Data excerpts

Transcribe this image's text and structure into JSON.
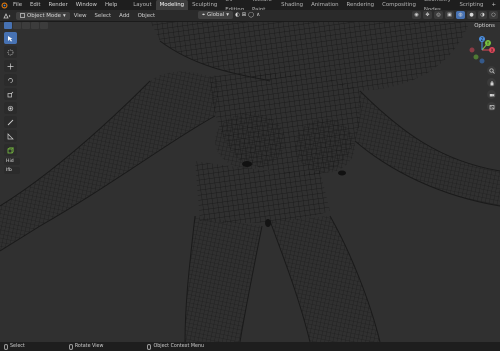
{
  "topbar": {
    "menus": [
      "File",
      "Edit",
      "Render",
      "Window",
      "Help"
    ],
    "workspaces": [
      "Layout",
      "Modeling",
      "Sculpting",
      "UV Editing",
      "Texture Paint",
      "Shading",
      "Animation",
      "Rendering",
      "Compositing",
      "Geometry Nodes",
      "Scripting"
    ],
    "active_workspace": "Modeling",
    "add_label": "+"
  },
  "header": {
    "mode": "Object Mode",
    "menus": [
      "View",
      "Select",
      "Add",
      "Object"
    ],
    "orientation": "Global"
  },
  "toolbar": {
    "tools": [
      "select-box",
      "cursor",
      "move",
      "rotate",
      "scale",
      "transform",
      "annotate",
      "measure",
      "add-cube"
    ],
    "label": "Hid",
    "label2": "Ifb"
  },
  "options": {
    "label": "Options"
  },
  "gizmo": {
    "x": "X",
    "y": "Y",
    "z": "Z"
  },
  "status": {
    "select": "Select",
    "rotate": "Rotate View",
    "context": "Object Context Menu"
  },
  "colors": {
    "accent": "#4772b3",
    "axis_x": "#e0475a",
    "axis_y": "#7ac241",
    "axis_z": "#4c8fe0",
    "viewport_bg": "#303030",
    "wire": "#141414"
  }
}
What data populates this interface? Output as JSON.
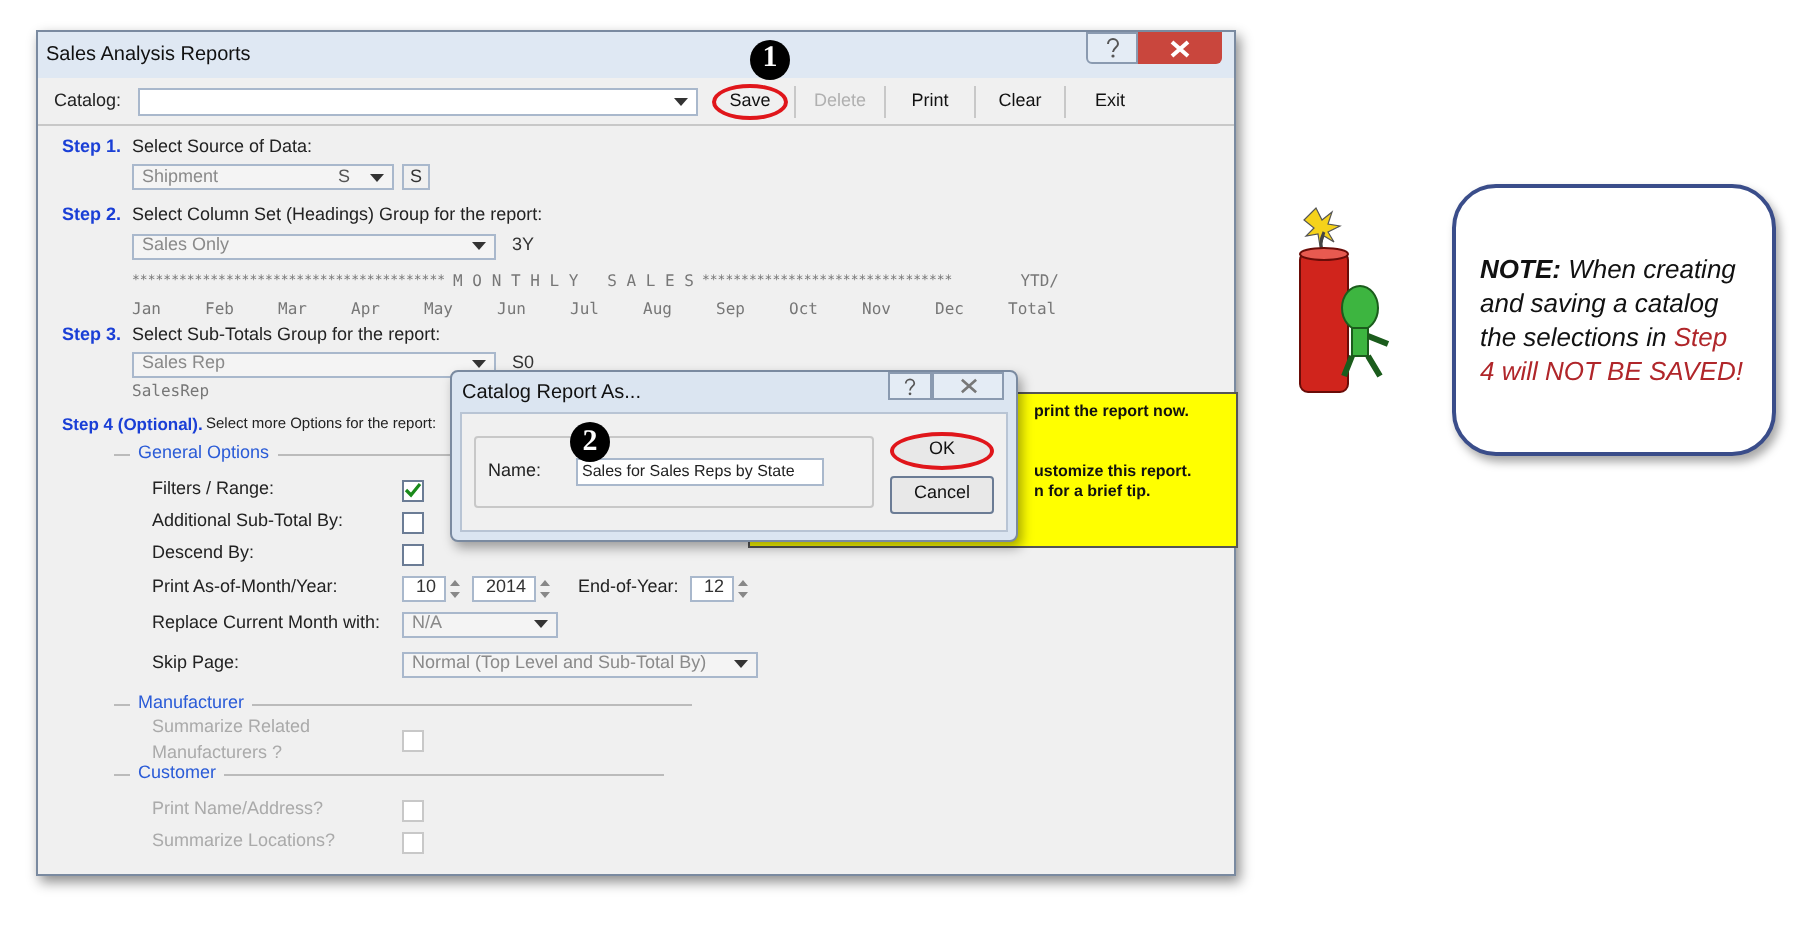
{
  "window": {
    "title": "Sales Analysis Reports"
  },
  "toolbar": {
    "catalog_label": "Catalog:",
    "buttons": [
      {
        "label": "Save",
        "disabled": false,
        "circled": true,
        "marker": "1"
      },
      {
        "label": "Delete",
        "disabled": true,
        "circled": false
      },
      {
        "label": "Print",
        "disabled": false,
        "circled": false
      },
      {
        "label": "Clear",
        "disabled": false,
        "circled": false
      },
      {
        "label": "Exit",
        "disabled": false,
        "circled": false
      }
    ]
  },
  "step1": {
    "label": "Step 1.",
    "prompt": "Select Source of Data:",
    "select": "Shipment",
    "select_code": "S",
    "code_box": "S"
  },
  "step2": {
    "label": "Step 2.",
    "prompt": "Select Column Set (Headings) Group for the report:",
    "select": "Sales Only",
    "code": "3Y",
    "heading": [
      "****************************************",
      "M O N T H L Y   S A L E S",
      "********************************",
      "YTD/"
    ],
    "months": [
      "Jan",
      "Feb",
      "Mar",
      "Apr",
      "May",
      "Jun",
      "Jul",
      "Aug",
      "Sep",
      "Oct",
      "Nov",
      "Dec",
      "Total"
    ]
  },
  "step3": {
    "label": "Step 3.",
    "prompt": "Select Sub-Totals Group for the report:",
    "select": "Sales Rep",
    "code": "S0",
    "detail": "SalesRep"
  },
  "step4": {
    "label": "Step 4 (Optional).",
    "prompt": "Select more Options for the report:",
    "groups": [
      {
        "title": "General Options",
        "items": [
          {
            "kind": "checkbox",
            "label": "Filters / Range:",
            "checked": true,
            "disabled": false
          },
          {
            "kind": "checkbox",
            "label": "Additional Sub-Total By:",
            "checked": false,
            "disabled": false
          },
          {
            "kind": "checkbox",
            "label": "Descend By:",
            "checked": false,
            "disabled": false
          },
          {
            "kind": "spinners",
            "label": "Print As-of-Month/Year:",
            "month": "10",
            "year": "2014",
            "end_label": "End-of-Year:",
            "end_value": "12"
          },
          {
            "kind": "select",
            "label": "Replace Current Month with:",
            "value": "N/A",
            "wide": false
          },
          {
            "kind": "select",
            "label": "Skip Page:",
            "value": "Normal (Top Level and Sub-Total By)",
            "wide": true
          }
        ]
      },
      {
        "title": "Manufacturer",
        "items": [
          {
            "kind": "checkbox",
            "label": "Summarize Related Manufacturers ?",
            "checked": false,
            "disabled": true
          }
        ]
      },
      {
        "title": "Customer",
        "items": [
          {
            "kind": "checkbox",
            "label": "Print Name/Address?",
            "checked": false,
            "disabled": true
          },
          {
            "kind": "checkbox",
            "label": "Summarize Locations?",
            "checked": false,
            "disabled": true
          }
        ]
      }
    ]
  },
  "tip": {
    "lines": [
      "print the report now.",
      "ustomize this report.",
      "n for a brief tip."
    ]
  },
  "dialog": {
    "title": "Catalog Report As...",
    "marker": "2",
    "name_label": "Name:",
    "name_value": "Sales for Sales Reps by State",
    "buttons": [
      {
        "label": "OK",
        "circled": true
      },
      {
        "label": "Cancel",
        "circled": false
      }
    ]
  },
  "note": {
    "lead": "NOTE:",
    "text": "When creating and saving a catalog the selections in",
    "warning": "Step 4 will NOT BE SAVED!"
  }
}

OBJECTIVE
Tell how many lines of the material above hold "prompt", answering with a bare number.

FINISHED TASK
4